Output all of the records exactly as written.

------------------------------------------------------------------------

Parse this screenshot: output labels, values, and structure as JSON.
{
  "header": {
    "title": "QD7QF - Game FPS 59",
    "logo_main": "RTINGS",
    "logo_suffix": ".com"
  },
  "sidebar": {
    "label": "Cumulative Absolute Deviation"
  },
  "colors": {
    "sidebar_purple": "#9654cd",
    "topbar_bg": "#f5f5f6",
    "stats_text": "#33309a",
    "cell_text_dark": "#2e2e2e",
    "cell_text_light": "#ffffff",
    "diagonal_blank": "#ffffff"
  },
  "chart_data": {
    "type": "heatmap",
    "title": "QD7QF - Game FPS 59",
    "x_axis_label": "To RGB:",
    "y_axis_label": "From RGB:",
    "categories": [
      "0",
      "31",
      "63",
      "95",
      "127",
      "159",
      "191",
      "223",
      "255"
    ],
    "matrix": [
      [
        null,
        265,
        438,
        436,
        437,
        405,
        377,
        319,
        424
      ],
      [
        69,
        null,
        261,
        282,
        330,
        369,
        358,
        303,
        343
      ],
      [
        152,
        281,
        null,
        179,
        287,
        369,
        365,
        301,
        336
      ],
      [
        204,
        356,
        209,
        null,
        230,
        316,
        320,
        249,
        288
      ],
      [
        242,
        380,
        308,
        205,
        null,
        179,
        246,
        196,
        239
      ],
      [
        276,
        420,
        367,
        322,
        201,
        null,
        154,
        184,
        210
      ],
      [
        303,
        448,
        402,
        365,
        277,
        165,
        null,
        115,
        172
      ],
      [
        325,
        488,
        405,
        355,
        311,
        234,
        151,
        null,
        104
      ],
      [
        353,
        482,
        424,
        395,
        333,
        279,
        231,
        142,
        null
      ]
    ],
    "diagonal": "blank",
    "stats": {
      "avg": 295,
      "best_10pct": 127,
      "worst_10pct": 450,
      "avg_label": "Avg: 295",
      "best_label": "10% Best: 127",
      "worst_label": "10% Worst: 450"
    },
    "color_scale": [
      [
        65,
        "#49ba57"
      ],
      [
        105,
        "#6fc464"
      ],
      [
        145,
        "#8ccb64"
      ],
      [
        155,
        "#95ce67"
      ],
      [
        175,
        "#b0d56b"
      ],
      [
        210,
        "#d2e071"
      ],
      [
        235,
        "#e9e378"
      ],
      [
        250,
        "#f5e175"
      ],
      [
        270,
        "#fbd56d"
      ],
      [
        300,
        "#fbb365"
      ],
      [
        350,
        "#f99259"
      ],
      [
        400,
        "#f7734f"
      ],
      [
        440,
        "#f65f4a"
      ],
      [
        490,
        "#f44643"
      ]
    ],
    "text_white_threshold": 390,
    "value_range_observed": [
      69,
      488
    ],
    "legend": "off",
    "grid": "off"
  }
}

------------------------------------------------------------------------

### CORRECT RESPONSE
Parse this screenshot: output labels, values, and structure as JSON.
{
  "header": {
    "title": "QD7QF - Game FPS 59",
    "logo_main": "RTINGS",
    "logo_suffix": ".com"
  },
  "sidebar": {
    "label": "Cumulative Absolute Deviation"
  },
  "colors": {
    "sidebar_purple": "#9654cd",
    "topbar_bg": "#f5f5f6",
    "stats_text": "#33309a",
    "cell_text_dark": "#2e2e2e",
    "cell_text_light": "#ffffff",
    "diagonal_blank": "#ffffff"
  },
  "chart_data": {
    "type": "heatmap",
    "title": "QD7QF - Game FPS 59",
    "x_axis_label": "To RGB:",
    "y_axis_label": "From RGB:",
    "categories": [
      "0",
      "31",
      "63",
      "95",
      "127",
      "159",
      "191",
      "223",
      "255"
    ],
    "matrix": [
      [
        null,
        265,
        438,
        436,
        437,
        405,
        377,
        319,
        424
      ],
      [
        69,
        null,
        261,
        282,
        330,
        369,
        358,
        303,
        343
      ],
      [
        152,
        281,
        null,
        179,
        287,
        369,
        365,
        301,
        336
      ],
      [
        204,
        356,
        209,
        null,
        230,
        316,
        320,
        249,
        288
      ],
      [
        242,
        380,
        308,
        205,
        null,
        179,
        246,
        196,
        239
      ],
      [
        276,
        420,
        367,
        322,
        201,
        null,
        154,
        184,
        210
      ],
      [
        303,
        448,
        402,
        365,
        277,
        165,
        null,
        115,
        172
      ],
      [
        325,
        488,
        405,
        355,
        311,
        234,
        151,
        null,
        104
      ],
      [
        353,
        482,
        424,
        395,
        333,
        279,
        231,
        142,
        null
      ]
    ],
    "diagonal": "blank",
    "stats": {
      "avg": 295,
      "best_10pct": 127,
      "worst_10pct": 450,
      "avg_label": "Avg: 295",
      "best_label": "10% Best: 127",
      "worst_label": "10% Worst: 450"
    },
    "color_scale": [
      [
        65,
        "#49ba57"
      ],
      [
        105,
        "#6fc464"
      ],
      [
        145,
        "#8ccb64"
      ],
      [
        155,
        "#95ce67"
      ],
      [
        175,
        "#b0d56b"
      ],
      [
        210,
        "#d2e071"
      ],
      [
        235,
        "#e9e378"
      ],
      [
        250,
        "#f5e175"
      ],
      [
        270,
        "#fbd56d"
      ],
      [
        300,
        "#fbb365"
      ],
      [
        350,
        "#f99259"
      ],
      [
        400,
        "#f7734f"
      ],
      [
        440,
        "#f65f4a"
      ],
      [
        490,
        "#f44643"
      ]
    ],
    "text_white_threshold": 390,
    "value_range_observed": [
      69,
      488
    ],
    "legend": "off",
    "grid": "off"
  }
}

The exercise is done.